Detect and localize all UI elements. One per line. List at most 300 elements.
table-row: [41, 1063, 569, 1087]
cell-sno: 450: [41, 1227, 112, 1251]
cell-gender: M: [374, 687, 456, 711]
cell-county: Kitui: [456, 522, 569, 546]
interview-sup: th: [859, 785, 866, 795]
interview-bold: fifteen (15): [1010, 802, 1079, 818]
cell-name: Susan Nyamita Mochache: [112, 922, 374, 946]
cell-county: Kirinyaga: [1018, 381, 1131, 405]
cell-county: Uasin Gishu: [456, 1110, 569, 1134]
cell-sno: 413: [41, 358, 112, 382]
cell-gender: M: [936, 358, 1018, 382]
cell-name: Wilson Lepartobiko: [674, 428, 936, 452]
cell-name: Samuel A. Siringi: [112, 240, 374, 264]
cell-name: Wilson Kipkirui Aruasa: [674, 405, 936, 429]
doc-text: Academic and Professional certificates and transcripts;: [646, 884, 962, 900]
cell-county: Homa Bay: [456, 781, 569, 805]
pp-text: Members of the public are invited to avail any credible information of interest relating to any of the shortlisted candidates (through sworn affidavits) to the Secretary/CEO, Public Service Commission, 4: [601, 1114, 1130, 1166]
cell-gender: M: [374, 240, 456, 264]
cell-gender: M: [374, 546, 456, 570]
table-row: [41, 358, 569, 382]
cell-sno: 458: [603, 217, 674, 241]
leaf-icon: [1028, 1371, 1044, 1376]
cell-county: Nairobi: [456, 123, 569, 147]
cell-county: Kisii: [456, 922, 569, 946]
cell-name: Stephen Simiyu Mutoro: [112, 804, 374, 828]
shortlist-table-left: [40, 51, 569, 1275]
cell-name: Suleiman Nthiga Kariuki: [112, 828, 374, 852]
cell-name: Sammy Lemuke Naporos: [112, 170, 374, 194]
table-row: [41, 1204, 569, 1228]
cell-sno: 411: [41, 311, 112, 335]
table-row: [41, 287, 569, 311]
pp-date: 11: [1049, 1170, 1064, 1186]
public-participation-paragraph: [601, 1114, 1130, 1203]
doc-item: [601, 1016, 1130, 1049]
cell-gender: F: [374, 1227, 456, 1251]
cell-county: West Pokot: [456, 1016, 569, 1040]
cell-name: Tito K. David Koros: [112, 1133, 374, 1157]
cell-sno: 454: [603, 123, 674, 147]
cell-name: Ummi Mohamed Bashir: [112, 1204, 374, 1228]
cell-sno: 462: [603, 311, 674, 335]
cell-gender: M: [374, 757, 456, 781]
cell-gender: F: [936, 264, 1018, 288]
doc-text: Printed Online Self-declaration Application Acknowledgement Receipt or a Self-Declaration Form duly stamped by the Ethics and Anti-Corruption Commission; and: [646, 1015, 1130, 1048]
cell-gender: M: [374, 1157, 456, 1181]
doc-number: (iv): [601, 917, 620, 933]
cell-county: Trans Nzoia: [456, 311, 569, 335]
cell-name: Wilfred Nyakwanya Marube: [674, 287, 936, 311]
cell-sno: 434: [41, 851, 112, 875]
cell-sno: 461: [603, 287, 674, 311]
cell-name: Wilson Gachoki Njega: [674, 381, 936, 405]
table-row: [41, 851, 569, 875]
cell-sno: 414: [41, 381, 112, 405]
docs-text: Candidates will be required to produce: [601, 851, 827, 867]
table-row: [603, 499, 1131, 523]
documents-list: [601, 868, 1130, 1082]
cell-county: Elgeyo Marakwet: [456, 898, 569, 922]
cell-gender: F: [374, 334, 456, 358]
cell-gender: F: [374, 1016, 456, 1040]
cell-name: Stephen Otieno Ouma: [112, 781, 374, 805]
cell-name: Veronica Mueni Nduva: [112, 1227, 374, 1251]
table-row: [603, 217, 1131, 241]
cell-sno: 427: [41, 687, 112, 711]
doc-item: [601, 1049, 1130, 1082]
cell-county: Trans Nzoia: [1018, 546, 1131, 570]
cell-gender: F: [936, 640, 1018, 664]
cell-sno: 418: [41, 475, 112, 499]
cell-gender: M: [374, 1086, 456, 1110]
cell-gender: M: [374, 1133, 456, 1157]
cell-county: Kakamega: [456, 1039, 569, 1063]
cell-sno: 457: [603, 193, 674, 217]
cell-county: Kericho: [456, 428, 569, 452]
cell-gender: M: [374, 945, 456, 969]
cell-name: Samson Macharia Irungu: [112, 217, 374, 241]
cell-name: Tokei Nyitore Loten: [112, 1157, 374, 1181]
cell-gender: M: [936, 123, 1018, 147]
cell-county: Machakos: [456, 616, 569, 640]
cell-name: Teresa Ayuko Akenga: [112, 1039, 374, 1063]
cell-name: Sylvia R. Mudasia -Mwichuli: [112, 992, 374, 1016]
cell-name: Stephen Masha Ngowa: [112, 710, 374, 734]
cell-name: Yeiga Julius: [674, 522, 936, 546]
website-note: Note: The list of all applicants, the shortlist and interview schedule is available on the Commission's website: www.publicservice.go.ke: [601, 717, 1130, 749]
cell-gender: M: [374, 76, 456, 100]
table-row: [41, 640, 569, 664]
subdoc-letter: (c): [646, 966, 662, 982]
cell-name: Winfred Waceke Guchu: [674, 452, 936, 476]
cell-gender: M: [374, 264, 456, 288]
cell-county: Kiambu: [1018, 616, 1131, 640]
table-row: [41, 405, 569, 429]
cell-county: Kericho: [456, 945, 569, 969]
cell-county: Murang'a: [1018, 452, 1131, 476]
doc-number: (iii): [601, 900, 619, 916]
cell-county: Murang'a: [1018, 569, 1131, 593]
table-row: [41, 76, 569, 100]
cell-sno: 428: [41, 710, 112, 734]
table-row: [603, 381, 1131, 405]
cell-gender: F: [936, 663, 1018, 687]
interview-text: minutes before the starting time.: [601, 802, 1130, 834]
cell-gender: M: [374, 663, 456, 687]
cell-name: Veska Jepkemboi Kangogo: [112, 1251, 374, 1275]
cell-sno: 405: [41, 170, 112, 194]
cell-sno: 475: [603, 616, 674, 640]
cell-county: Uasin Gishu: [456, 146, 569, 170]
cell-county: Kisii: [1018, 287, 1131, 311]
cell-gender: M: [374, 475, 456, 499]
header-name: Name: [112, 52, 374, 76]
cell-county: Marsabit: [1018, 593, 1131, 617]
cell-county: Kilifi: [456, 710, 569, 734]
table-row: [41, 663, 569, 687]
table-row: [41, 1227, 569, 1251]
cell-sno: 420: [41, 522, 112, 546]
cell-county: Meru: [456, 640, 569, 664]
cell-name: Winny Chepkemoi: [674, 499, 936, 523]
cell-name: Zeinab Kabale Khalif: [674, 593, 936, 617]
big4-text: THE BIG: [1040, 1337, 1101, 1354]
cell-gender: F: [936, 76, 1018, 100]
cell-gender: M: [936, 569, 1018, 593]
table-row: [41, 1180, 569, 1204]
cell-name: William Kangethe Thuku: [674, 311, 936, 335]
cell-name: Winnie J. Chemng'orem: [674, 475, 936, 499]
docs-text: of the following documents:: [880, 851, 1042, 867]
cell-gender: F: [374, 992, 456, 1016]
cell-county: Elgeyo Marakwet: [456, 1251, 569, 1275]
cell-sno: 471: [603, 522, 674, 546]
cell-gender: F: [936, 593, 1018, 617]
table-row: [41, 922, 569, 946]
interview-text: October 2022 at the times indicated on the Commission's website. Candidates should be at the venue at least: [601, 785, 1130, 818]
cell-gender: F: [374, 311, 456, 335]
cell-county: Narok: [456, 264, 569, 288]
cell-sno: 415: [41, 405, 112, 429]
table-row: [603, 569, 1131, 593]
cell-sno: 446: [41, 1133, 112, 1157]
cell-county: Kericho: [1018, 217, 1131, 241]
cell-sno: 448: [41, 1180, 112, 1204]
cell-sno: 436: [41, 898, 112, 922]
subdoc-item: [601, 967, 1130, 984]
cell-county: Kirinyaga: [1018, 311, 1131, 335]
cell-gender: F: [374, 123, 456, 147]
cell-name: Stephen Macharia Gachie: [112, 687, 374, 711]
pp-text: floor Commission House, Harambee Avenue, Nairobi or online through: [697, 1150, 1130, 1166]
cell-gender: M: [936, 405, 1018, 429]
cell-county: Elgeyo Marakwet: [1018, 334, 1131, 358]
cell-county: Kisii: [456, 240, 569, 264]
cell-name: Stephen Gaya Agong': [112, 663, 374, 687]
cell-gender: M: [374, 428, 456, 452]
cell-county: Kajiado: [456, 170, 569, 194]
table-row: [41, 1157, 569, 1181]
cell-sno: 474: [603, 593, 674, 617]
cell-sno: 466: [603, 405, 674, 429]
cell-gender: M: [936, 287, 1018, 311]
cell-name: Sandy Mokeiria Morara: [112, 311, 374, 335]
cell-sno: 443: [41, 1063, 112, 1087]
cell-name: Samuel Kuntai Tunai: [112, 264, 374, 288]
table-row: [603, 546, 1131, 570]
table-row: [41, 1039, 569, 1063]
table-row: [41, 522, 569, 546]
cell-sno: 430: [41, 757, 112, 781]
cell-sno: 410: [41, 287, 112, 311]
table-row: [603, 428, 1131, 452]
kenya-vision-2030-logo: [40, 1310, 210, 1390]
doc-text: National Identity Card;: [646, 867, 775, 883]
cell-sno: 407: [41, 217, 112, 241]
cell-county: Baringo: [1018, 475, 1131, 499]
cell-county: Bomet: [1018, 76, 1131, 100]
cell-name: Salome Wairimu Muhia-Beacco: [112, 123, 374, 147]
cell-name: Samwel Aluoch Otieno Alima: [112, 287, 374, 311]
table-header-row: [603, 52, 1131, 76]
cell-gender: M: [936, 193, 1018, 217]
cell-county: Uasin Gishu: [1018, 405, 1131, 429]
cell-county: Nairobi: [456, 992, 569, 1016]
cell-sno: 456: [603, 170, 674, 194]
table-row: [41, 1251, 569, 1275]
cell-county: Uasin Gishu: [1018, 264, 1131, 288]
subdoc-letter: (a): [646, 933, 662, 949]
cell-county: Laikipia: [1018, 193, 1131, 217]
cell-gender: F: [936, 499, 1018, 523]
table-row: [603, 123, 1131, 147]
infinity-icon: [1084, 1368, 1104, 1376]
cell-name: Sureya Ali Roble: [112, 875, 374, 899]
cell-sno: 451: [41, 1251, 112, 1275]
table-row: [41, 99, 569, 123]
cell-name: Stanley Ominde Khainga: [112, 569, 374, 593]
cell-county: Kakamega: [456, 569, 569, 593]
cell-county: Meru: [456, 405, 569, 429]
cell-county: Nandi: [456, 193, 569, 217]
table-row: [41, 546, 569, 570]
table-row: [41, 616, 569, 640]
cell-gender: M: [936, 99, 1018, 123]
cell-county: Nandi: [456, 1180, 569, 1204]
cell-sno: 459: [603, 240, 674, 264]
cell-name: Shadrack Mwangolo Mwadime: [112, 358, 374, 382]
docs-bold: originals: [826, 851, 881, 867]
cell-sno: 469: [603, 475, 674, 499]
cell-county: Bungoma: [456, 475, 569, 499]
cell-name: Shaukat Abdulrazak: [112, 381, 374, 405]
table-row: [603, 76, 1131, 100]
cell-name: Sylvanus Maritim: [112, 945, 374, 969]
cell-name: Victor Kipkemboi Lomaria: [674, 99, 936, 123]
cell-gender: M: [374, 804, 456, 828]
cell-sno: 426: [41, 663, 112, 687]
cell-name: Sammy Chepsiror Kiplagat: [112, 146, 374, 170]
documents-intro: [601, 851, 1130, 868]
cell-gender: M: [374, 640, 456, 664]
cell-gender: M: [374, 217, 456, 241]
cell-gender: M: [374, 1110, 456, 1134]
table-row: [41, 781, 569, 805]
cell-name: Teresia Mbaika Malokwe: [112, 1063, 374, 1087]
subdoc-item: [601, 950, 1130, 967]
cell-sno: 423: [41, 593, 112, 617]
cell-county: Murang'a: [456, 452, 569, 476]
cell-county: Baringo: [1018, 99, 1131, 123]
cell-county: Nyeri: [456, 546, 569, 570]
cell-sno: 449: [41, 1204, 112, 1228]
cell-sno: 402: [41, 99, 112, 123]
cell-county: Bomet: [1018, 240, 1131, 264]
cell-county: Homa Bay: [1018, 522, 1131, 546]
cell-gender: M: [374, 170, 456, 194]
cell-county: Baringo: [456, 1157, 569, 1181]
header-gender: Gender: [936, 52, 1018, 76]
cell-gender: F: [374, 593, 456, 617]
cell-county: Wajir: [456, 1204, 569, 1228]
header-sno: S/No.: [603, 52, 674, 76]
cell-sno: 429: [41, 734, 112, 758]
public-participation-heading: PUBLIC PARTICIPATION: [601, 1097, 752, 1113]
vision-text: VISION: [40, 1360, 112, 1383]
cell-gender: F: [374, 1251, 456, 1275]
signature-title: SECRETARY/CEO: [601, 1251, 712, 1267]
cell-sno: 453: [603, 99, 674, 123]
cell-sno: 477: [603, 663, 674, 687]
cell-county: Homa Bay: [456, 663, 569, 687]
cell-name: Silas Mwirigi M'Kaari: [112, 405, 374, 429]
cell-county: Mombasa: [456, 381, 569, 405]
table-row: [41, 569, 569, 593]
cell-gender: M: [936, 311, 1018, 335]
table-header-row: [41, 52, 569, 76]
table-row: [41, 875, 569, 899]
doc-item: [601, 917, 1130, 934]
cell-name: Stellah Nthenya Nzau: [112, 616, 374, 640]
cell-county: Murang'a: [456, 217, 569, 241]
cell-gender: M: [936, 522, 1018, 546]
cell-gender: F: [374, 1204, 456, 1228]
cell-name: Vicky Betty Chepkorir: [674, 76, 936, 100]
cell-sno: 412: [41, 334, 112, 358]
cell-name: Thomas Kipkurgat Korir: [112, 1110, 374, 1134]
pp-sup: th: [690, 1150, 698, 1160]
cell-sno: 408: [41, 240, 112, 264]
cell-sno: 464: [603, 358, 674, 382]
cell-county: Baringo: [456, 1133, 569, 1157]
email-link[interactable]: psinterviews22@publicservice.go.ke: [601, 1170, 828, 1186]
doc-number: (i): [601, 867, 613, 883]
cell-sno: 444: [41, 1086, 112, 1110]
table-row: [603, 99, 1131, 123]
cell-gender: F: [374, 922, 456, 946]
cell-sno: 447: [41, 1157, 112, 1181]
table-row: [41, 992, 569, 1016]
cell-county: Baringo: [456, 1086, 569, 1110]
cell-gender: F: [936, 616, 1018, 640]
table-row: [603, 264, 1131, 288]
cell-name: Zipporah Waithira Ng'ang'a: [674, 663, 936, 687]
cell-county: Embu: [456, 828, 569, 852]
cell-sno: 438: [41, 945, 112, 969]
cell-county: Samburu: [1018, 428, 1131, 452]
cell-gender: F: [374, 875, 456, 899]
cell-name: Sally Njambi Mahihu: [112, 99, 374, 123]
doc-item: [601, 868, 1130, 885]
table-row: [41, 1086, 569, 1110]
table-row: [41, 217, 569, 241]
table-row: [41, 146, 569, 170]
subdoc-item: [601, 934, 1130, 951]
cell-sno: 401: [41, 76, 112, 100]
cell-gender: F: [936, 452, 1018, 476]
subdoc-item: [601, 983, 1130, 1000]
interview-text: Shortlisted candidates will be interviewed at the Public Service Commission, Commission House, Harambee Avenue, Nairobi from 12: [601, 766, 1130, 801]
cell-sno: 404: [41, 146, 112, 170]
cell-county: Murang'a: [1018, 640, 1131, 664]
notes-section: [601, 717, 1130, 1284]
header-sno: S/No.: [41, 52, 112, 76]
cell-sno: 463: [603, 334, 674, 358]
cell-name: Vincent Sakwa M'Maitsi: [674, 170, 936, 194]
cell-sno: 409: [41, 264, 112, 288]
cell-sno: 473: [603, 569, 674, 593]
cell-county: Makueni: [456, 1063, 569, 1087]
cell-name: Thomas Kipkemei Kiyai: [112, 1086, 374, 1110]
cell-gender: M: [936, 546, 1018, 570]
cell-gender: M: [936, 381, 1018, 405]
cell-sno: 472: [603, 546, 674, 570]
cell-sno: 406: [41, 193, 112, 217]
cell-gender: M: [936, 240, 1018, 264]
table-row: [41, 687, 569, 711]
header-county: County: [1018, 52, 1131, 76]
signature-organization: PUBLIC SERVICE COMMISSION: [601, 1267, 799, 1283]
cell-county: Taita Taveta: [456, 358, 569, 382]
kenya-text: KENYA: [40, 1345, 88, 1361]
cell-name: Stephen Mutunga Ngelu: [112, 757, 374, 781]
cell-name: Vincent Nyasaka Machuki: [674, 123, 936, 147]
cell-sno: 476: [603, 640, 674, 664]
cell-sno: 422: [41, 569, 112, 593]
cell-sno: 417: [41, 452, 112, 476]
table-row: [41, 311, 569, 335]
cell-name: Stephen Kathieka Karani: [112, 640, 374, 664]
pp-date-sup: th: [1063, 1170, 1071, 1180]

=====

TO DO:
Can you recast the stretch from the start of the records above through the line containing "cell-county: Homa Bay: [456, 781, 569, 805]" as a numbered list, leaving out any blank lines?

SOLUTION TO THIS TASK:
1. Detect and localize all UI elements. One per line. List at most 300 elements.
2. table-row: [41, 1063, 569, 1087]
3. cell-sno: 450: [41, 1227, 112, 1251]
4. cell-gender: M: [374, 687, 456, 711]
5. cell-county: Kitui: [456, 522, 569, 546]
6. interview-sup: th: [859, 785, 866, 795]
7. interview-bold: fifteen (15): [1010, 802, 1079, 818]
8. cell-name: Susan Nyamita Mochache: [112, 922, 374, 946]
9. cell-county: Kirinyaga: [1018, 381, 1131, 405]
10. cell-county: Uasin Gishu: [456, 1110, 569, 1134]
11. cell-sno: 413: [41, 358, 112, 382]
12. cell-gender: M: [936, 358, 1018, 382]
13. cell-name: Wilson Lepartobiko: [674, 428, 936, 452]
14. cell-name: Samuel A. Siringi: [112, 240, 374, 264]
15. cell-name: Wilson Kipkirui Aruasa: [674, 405, 936, 429]
16. doc-text: Academic and Professional certificates and transcripts;: [646, 884, 962, 900]
17. cell-county: Homa Bay: [456, 781, 569, 805]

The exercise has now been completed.